● **PROBLEM TO SOLVE**: Keep only the lines of the data below that contain "zpracuje", and copy them.

● **EXTRACTED ENTRIES**:
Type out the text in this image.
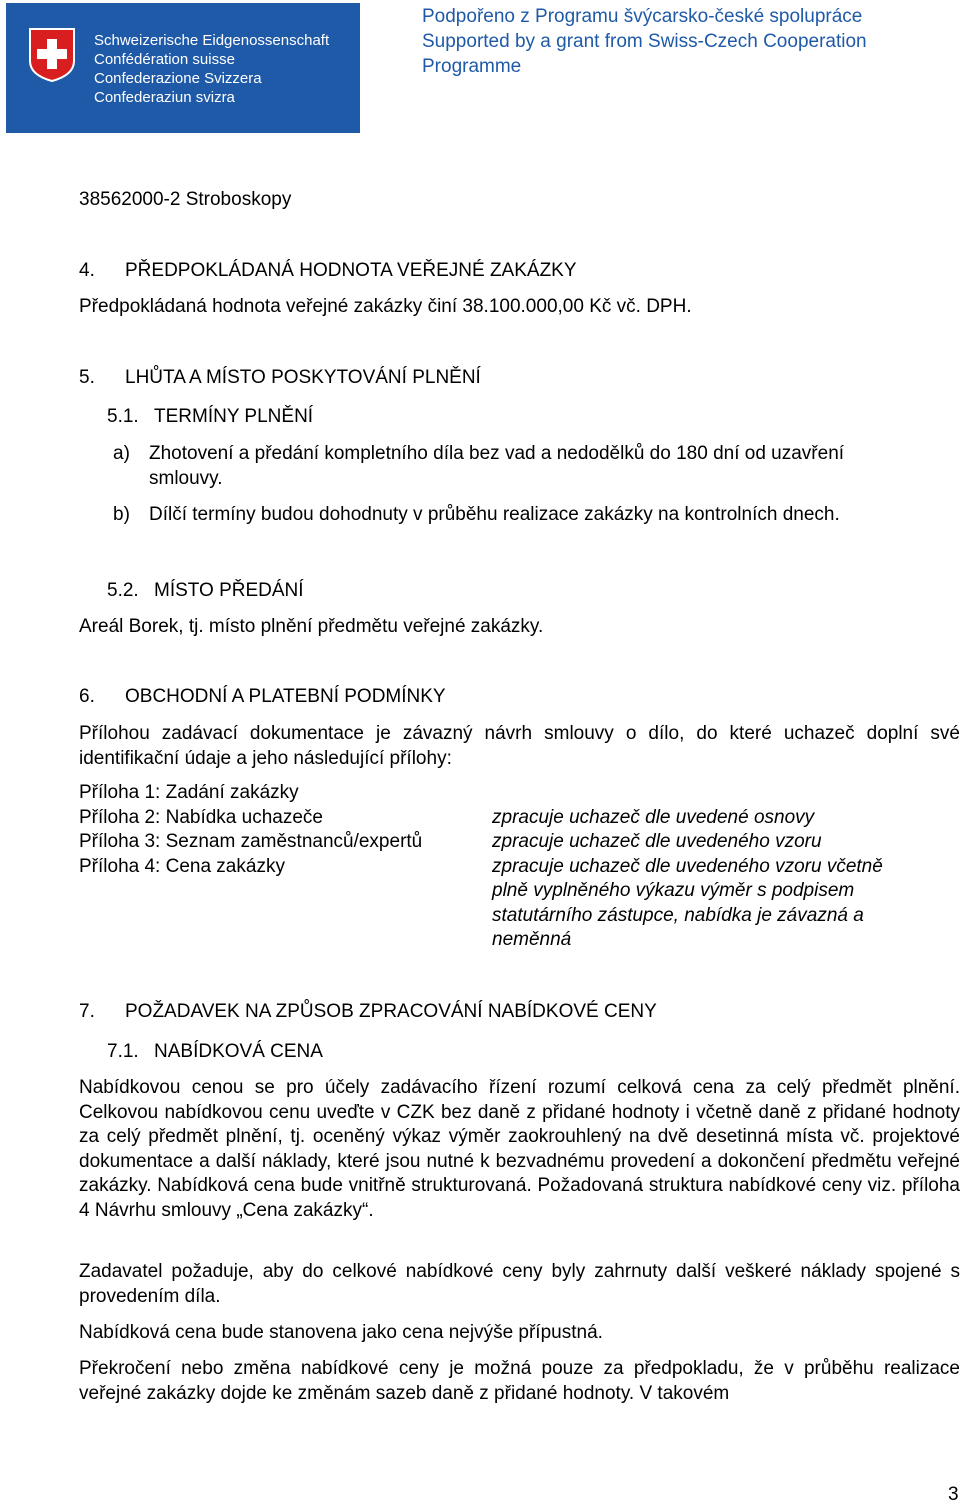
Schweizerische Eidgenossenschaft
Confédération suisse
Confederazione Svizzera
Confederaziun svizra
Podpořeno z Programu švýcarsko-české spolupráce
Supported by a grant from Swiss-Czech Cooperation
Programme
38562000-2 Stroboskopy
4. PŘEDPOKLÁDANÁ HODNOTA VEŘEJNÉ ZAKÁZKY
Předpokládaná hodnota veřejné zakázky činí 38.100.000,00 Kč vč. DPH.
5. LHŮTA A MÍSTO POSKYTOVÁNÍ PLNĚNÍ
5.1. TERMÍNY PLNĚNÍ
a) Zhotovení a předání kompletního díla bez vad a nedodělků do 180 dní od uzavření
smlouvy.
b) Dílčí termíny budou dohodnuty v průběhu realizace zakázky na kontrolních dnech.
5.2. MÍSTO PŘEDÁNÍ
Areál Borek, tj. místo plnění předmětu veřejné zakázky.
6. OBCHODNÍ A PLATEBNÍ PODMÍNKY
Přílohou zadávací dokumentace je závazný návrh smlouvy o dílo, do které uchazeč doplní své identifikační údaje a jeho následující přílohy:
Příloha 1: Zadání zakázky
Příloha 2: Nabídka uchazeče
Příloha 3: Seznam zaměstnanců/expertů
Příloha 4: Cena zakázky
zpracuje uchazeč dle uvedené osnovy
zpracuje uchazeč dle uvedeného vzoru
zpracuje uchazeč dle uvedeného vzoru včetně
plně vyplněného výkazu výměr s podpisem
statutárního zástupce, nabídka je závazná a
neměnná
7. POŽADAVEK NA ZPŮSOB ZPRACOVÁNÍ NABÍDKOVÉ CENY
7.1. NABÍDKOVÁ CENA
Nabídkovou cenou se pro účely zadávacího řízení rozumí celková cena za celý předmět plnění. Celkovou nabídkovou cenu uveďte v CZK bez daně z přidané hodnoty i včetně daně z přidané hodnoty za celý předmět plnění, tj. oceněný výkaz výměr zaokrouhlený na dvě desetinná místa vč. projektové dokumentace a další náklady, které jsou nutné k bezvadnému provedení a dokončení předmětu veřejné zakázky. Nabídková cena bude vnitřně strukturovaná. Požadovaná struktura nabídkové ceny viz. příloha 4 Návrhu smlouvy „Cena zakázky“.
Zadavatel požaduje, aby do celkové nabídkové ceny byly zahrnuty další veškeré náklady spojené s provedením díla.
Nabídková cena bude stanovena jako cena nejvýše přípustná.
Překročení nebo změna nabídkové ceny je možná pouze za předpokladu, že v průběhu realizace veřejné zakázky dojde ke změnám sazeb daně z přidané hodnoty. V takovém
3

● **FINISHED TASK**:
zpracuje uchazeč dle uvedené osnovy
zpracuje uchazeč dle uvedeného vzoru
zpracuje uchazeč dle uvedeného vzoru včetně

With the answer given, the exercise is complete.